SUPPLIED ENTRIES:
--- Begin ---

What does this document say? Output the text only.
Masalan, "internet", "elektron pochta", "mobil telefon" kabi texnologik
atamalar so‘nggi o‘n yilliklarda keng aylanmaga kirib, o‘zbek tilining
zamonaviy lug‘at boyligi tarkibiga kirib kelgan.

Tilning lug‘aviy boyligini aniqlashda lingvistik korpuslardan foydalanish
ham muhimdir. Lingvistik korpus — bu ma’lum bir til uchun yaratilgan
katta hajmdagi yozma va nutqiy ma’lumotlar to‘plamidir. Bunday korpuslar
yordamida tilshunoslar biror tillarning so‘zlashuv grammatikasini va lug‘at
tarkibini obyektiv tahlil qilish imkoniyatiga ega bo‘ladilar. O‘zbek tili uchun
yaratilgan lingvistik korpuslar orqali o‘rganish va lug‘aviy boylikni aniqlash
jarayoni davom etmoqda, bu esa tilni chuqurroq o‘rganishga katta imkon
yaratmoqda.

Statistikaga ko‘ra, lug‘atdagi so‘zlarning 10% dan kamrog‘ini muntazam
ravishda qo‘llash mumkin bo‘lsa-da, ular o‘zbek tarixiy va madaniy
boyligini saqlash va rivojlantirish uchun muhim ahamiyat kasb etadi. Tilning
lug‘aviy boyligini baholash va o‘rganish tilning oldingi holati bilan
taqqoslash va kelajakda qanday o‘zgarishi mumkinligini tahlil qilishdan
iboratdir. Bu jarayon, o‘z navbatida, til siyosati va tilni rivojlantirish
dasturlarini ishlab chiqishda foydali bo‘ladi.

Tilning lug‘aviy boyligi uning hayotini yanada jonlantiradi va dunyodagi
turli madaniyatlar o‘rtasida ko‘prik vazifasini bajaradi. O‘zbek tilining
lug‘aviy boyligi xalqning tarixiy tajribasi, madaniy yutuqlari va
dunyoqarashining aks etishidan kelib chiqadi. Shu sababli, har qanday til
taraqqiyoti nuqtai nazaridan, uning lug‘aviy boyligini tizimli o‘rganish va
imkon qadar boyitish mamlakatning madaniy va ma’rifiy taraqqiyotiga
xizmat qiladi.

--- End ---

THE EXERCISE:
Return all lines with the word "kirib" in them.

SOLVED EXERCISE:
atamalar so‘nggi o‘n yilliklarda keng aylanmaga kirib, o‘zbek tilining
zamonaviy lug‘at boyligi tarkibiga kirib kelgan.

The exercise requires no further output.